What is being asked ▸ Your task is to copy every line of this material exactly.

■ ■ ■ ■

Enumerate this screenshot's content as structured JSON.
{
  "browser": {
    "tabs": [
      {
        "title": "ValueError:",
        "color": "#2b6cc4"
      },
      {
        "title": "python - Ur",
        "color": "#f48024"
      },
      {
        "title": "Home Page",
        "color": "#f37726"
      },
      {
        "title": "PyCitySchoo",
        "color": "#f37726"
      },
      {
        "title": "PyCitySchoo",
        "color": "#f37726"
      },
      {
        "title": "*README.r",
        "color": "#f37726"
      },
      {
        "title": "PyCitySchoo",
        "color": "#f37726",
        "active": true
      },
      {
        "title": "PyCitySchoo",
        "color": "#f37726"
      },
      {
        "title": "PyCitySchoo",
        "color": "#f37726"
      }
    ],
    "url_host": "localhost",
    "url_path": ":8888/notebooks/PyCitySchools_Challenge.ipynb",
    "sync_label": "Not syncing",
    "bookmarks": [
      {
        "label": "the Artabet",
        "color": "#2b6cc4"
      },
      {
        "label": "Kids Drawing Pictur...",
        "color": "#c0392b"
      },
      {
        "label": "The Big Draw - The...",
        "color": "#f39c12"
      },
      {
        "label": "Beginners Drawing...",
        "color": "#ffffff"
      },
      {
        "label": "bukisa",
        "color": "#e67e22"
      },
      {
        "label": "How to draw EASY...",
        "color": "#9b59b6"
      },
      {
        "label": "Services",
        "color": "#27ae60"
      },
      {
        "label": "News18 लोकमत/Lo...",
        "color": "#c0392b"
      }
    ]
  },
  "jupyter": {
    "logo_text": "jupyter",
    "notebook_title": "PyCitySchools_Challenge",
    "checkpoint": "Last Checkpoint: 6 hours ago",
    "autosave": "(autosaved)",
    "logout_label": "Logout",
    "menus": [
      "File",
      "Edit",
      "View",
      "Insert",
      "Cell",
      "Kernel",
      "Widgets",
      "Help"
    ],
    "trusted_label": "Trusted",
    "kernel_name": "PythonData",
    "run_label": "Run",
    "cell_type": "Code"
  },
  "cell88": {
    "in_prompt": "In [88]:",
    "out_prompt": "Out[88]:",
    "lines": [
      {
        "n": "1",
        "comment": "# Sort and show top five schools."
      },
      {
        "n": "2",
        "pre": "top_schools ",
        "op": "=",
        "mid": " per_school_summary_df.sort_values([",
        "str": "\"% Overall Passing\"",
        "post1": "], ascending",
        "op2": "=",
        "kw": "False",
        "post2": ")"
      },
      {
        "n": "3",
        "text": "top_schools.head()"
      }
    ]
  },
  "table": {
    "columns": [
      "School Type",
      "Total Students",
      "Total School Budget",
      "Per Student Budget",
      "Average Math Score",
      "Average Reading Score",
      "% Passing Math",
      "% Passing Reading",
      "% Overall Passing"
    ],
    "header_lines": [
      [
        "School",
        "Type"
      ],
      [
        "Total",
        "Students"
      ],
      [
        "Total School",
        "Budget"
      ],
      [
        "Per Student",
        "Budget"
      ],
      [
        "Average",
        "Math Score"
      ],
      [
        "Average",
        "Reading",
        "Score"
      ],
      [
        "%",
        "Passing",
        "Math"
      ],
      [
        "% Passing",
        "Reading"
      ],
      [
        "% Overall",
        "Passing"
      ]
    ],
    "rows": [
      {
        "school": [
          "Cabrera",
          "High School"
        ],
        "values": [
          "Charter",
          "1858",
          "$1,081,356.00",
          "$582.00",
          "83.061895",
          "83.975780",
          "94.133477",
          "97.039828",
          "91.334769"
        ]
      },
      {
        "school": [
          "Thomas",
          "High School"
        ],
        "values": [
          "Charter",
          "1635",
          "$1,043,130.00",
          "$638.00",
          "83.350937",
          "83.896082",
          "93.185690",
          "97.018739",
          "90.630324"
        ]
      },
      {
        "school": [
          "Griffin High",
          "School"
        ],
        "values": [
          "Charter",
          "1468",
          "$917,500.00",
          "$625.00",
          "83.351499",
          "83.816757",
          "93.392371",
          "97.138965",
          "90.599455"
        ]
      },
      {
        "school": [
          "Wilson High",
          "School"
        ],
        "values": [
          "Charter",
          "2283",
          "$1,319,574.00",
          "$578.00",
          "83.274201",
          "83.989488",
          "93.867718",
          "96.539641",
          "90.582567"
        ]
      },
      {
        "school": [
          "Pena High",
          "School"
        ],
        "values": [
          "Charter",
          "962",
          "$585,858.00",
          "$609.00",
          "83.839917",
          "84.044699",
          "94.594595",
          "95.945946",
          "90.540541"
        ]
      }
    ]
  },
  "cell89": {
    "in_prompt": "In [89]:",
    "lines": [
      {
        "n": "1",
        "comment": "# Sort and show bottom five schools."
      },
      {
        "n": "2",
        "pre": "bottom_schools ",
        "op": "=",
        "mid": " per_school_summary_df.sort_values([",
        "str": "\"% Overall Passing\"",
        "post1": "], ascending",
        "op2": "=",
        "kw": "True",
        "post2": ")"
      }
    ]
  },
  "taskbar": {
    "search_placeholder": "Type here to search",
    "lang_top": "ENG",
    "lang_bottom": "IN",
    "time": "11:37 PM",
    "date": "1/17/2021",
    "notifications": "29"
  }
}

■ ■ ■ ■

Correct response ▸
Enumerate this screenshot's content as structured JSON.
{
  "browser": {
    "tabs": [
      {
        "title": "ValueError:",
        "color": "#2b6cc4"
      },
      {
        "title": "python - Ur",
        "color": "#f48024"
      },
      {
        "title": "Home Page",
        "color": "#f37726"
      },
      {
        "title": "PyCitySchoo",
        "color": "#f37726"
      },
      {
        "title": "PyCitySchoo",
        "color": "#f37726"
      },
      {
        "title": "*README.r",
        "color": "#f37726"
      },
      {
        "title": "PyCitySchoo",
        "color": "#f37726",
        "active": true
      },
      {
        "title": "PyCitySchoo",
        "color": "#f37726"
      },
      {
        "title": "PyCitySchoo",
        "color": "#f37726"
      }
    ],
    "url_host": "localhost",
    "url_path": ":8888/notebooks/PyCitySchools_Challenge.ipynb",
    "sync_label": "Not syncing",
    "bookmarks": [
      {
        "label": "the Artabet",
        "color": "#2b6cc4"
      },
      {
        "label": "Kids Drawing Pictur...",
        "color": "#c0392b"
      },
      {
        "label": "The Big Draw - The...",
        "color": "#f39c12"
      },
      {
        "label": "Beginners Drawing...",
        "color": "#ffffff"
      },
      {
        "label": "bukisa",
        "color": "#e67e22"
      },
      {
        "label": "How to draw EASY...",
        "color": "#9b59b6"
      },
      {
        "label": "Services",
        "color": "#27ae60"
      },
      {
        "label": "News18 लोकमत/Lo...",
        "color": "#c0392b"
      }
    ]
  },
  "jupyter": {
    "logo_text": "jupyter",
    "notebook_title": "PyCitySchools_Challenge",
    "checkpoint": "Last Checkpoint: 6 hours ago",
    "autosave": "(autosaved)",
    "logout_label": "Logout",
    "menus": [
      "File",
      "Edit",
      "View",
      "Insert",
      "Cell",
      "Kernel",
      "Widgets",
      "Help"
    ],
    "trusted_label": "Trusted",
    "kernel_name": "PythonData",
    "run_label": "Run",
    "cell_type": "Code"
  },
  "cell88": {
    "in_prompt": "In [88]:",
    "out_prompt": "Out[88]:",
    "lines": [
      {
        "n": "1",
        "comment": "# Sort and show top five schools."
      },
      {
        "n": "2",
        "pre": "top_schools ",
        "op": "=",
        "mid": " per_school_summary_df.sort_values([",
        "str": "\"% Overall Passing\"",
        "post1": "], ascending",
        "op2": "=",
        "kw": "False",
        "post2": ")"
      },
      {
        "n": "3",
        "text": "top_schools.head()"
      }
    ]
  },
  "table": {
    "columns": [
      "School Type",
      "Total Students",
      "Total School Budget",
      "Per Student Budget",
      "Average Math Score",
      "Average Reading Score",
      "% Passing Math",
      "% Passing Reading",
      "% Overall Passing"
    ],
    "header_lines": [
      [
        "School",
        "Type"
      ],
      [
        "Total",
        "Students"
      ],
      [
        "Total School",
        "Budget"
      ],
      [
        "Per Student",
        "Budget"
      ],
      [
        "Average",
        "Math Score"
      ],
      [
        "Average",
        "Reading",
        "Score"
      ],
      [
        "%",
        "Passing",
        "Math"
      ],
      [
        "% Passing",
        "Reading"
      ],
      [
        "% Overall",
        "Passing"
      ]
    ],
    "rows": [
      {
        "school": [
          "Cabrera",
          "High School"
        ],
        "values": [
          "Charter",
          "1858",
          "$1,081,356.00",
          "$582.00",
          "83.061895",
          "83.975780",
          "94.133477",
          "97.039828",
          "91.334769"
        ]
      },
      {
        "school": [
          "Thomas",
          "High School"
        ],
        "values": [
          "Charter",
          "1635",
          "$1,043,130.00",
          "$638.00",
          "83.350937",
          "83.896082",
          "93.185690",
          "97.018739",
          "90.630324"
        ]
      },
      {
        "school": [
          "Griffin High",
          "School"
        ],
        "values": [
          "Charter",
          "1468",
          "$917,500.00",
          "$625.00",
          "83.351499",
          "83.816757",
          "93.392371",
          "97.138965",
          "90.599455"
        ]
      },
      {
        "school": [
          "Wilson High",
          "School"
        ],
        "values": [
          "Charter",
          "2283",
          "$1,319,574.00",
          "$578.00",
          "83.274201",
          "83.989488",
          "93.867718",
          "96.539641",
          "90.582567"
        ]
      },
      {
        "school": [
          "Pena High",
          "School"
        ],
        "values": [
          "Charter",
          "962",
          "$585,858.00",
          "$609.00",
          "83.839917",
          "84.044699",
          "94.594595",
          "95.945946",
          "90.540541"
        ]
      }
    ]
  },
  "cell89": {
    "in_prompt": "In [89]:",
    "lines": [
      {
        "n": "1",
        "comment": "# Sort and show bottom five schools."
      },
      {
        "n": "2",
        "pre": "bottom_schools ",
        "op": "=",
        "mid": " per_school_summary_df.sort_values([",
        "str": "\"% Overall Passing\"",
        "post1": "], ascending",
        "op2": "=",
        "kw": "True",
        "post2": ")"
      }
    ]
  },
  "taskbar": {
    "search_placeholder": "Type here to search",
    "lang_top": "ENG",
    "lang_bottom": "IN",
    "time": "11:37 PM",
    "date": "1/17/2021",
    "notifications": "29"
  }
}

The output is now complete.